§ Given passage
____________

DETAILED DESCRIPTION

[0019] Drones can be used for malicious purposes, including terrorist attacks and espionage. It is therefore necessary to protect sites that may have frequent drone operations against malicious drones. Such sites may include businesses that have frequent in-coming and out-going drone deliveries, such as factory sites. Agriculture areas, where drones may be used to monitor field conditions and to disburse pesticides, are another example of where it may be difficult to differentiate malicious drones from legitimate drones of the operators.

[0020] In embodiments of the present invention, a“white list” method is used to register legitimate drones. Registered drones are programmed to broadcast a time -based, encrypted message, for example by emitting a modulated visible light signal or modulated audio signal. Being time-based, the message cannot be easily imitated by illegitimate drones. At the site being protected, a site control unit decodes signals from legitimate drones and classifies drones as legitimate when a message can be authenticated. Drones that are not registered (i.e., not "whitelisted") will not send a message that can be authenticated and may be classified as illegitimate, which may then elicit a response to a potentially malicious, or "enemy," drone. As opposed to radio communications, light and audio signals are more easily associated with a specific airborne drone, such that illegitimate drones can be more quickly identified and intercepted by anti-drone methods.

____________

§ Data records
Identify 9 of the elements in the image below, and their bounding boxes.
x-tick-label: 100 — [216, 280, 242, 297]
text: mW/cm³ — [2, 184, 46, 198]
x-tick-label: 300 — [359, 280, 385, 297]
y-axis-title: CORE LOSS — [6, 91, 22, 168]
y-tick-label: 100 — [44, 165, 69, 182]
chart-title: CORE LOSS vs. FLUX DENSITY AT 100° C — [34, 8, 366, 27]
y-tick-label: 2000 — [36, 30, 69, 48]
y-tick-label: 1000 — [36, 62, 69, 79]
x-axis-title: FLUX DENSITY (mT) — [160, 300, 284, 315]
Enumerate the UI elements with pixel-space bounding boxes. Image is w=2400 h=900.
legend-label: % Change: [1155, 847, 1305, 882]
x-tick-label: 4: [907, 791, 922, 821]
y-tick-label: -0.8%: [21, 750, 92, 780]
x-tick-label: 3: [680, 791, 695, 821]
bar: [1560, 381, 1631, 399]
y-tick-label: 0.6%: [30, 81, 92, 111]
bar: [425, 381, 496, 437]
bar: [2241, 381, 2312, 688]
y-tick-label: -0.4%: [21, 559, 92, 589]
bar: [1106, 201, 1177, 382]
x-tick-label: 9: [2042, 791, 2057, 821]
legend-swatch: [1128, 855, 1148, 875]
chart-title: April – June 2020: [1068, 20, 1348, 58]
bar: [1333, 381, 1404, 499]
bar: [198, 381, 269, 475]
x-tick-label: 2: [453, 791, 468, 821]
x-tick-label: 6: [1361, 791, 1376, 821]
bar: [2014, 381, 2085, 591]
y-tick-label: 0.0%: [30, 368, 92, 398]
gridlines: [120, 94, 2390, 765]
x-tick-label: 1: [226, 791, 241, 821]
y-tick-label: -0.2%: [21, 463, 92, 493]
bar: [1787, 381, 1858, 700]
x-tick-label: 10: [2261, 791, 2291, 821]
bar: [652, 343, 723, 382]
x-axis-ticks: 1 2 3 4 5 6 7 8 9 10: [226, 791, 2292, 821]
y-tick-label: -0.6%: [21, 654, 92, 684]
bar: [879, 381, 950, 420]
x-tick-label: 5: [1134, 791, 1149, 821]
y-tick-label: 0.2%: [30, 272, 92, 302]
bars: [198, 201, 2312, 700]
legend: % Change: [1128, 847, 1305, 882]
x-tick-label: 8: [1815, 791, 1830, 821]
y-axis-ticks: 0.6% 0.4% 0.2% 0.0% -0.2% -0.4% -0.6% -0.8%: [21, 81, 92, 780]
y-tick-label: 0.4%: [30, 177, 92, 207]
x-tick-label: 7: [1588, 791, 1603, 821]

____________

§ Set exercise
From paragraph [0019] of the drone-protection passage, list every activity that drones are said to be used for.

§ Answer in full
- Terrorist attacks
- Espionage
- In-coming and out-going deliveries
- Monitoring field conditions
- Disbursing pesticides